[Start of Record excerpts]
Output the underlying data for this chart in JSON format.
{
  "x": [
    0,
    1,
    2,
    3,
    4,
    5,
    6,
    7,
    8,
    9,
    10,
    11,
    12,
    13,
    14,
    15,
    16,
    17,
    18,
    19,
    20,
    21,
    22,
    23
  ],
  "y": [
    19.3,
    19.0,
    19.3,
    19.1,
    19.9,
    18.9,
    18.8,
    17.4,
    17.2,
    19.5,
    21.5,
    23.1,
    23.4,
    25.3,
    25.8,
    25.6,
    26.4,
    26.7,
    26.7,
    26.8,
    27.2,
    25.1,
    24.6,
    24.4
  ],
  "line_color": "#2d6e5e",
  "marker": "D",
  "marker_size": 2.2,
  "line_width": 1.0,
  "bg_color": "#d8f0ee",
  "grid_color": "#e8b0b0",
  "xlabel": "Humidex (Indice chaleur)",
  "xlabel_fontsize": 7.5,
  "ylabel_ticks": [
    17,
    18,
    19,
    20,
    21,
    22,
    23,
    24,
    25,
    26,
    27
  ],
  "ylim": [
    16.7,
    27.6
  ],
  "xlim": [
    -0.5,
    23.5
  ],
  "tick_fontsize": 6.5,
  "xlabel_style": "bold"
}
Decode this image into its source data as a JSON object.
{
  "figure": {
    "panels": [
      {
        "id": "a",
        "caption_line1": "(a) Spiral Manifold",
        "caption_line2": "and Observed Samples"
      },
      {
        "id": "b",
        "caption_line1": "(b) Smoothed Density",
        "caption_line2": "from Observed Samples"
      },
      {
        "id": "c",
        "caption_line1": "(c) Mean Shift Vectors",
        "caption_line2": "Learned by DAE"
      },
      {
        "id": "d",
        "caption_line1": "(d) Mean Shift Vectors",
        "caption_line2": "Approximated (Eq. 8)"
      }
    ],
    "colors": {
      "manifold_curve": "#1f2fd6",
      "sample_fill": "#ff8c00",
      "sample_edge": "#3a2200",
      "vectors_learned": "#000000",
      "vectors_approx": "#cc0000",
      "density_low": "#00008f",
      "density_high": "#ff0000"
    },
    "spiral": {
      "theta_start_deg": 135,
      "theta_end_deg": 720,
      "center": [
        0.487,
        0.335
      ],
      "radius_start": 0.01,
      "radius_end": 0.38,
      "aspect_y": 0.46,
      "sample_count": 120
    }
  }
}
[End of Record excerpts]
- Your task
Reproduce each entry from the records above, character for character.

- Completed exercise
Output the underlying data for this chart in JSON format.
{
  "x": [
    0,
    1,
    2,
    3,
    4,
    5,
    6,
    7,
    8,
    9,
    10,
    11,
    12,
    13,
    14,
    15,
    16,
    17,
    18,
    19,
    20,
    21,
    22,
    23
  ],
  "y": [
    19.3,
    19.0,
    19.3,
    19.1,
    19.9,
    18.9,
    18.8,
    17.4,
    17.2,
    19.5,
    21.5,
    23.1,
    23.4,
    25.3,
    25.8,
    25.6,
    26.4,
    26.7,
    26.7,
    26.8,
    27.2,
    25.1,
    24.6,
    24.4
  ],
  "line_color": "#2d6e5e",
  "marker": "D",
  "marker_size": 2.2,
  "line_width": 1.0,
  "bg_color": "#d8f0ee",
  "grid_color": "#e8b0b0",
  "xlabel": "Humidex (Indice chaleur)",
  "xlabel_fontsize": 7.5,
  "ylabel_ticks": [
    17,
    18,
    19,
    20,
    21,
    22,
    23,
    24,
    25,
    26,
    27
  ],
  "ylim": [
    16.7,
    27.6
  ],
  "xlim": [
    -0.5,
    23.5
  ],
  "tick_fontsize": 6.5,
  "xlabel_style": "bold"
}
Decode this image into its source data as a JSON object.
{
  "figure": {
    "panels": [
      {
        "id": "a",
        "caption_line1": "(a) Spiral Manifold",
        "caption_line2": "and Observed Samples"
      },
      {
        "id": "b",
        "caption_line1": "(b) Smoothed Density",
        "caption_line2": "from Observed Samples"
      },
      {
        "id": "c",
        "caption_line1": "(c) Mean Shift Vectors",
        "caption_line2": "Learned by DAE"
      },
      {
        "id": "d",
        "caption_line1": "(d) Mean Shift Vectors",
        "caption_line2": "Approximated (Eq. 8)"
      }
    ],
    "colors": {
      "manifold_curve": "#1f2fd6",
      "sample_fill": "#ff8c00",
      "sample_edge": "#3a2200",
      "vectors_learned": "#000000",
      "vectors_approx": "#cc0000",
      "density_low": "#00008f",
      "density_high": "#ff0000"
    },
    "spiral": {
      "theta_start_deg": 135,
      "theta_end_deg": 720,
      "center": [
        0.487,
        0.335
      ],
      "radius_start": 0.01,
      "radius_end": 0.38,
      "aspect_y": 0.46,
      "sample_count": 120
    }
  }
}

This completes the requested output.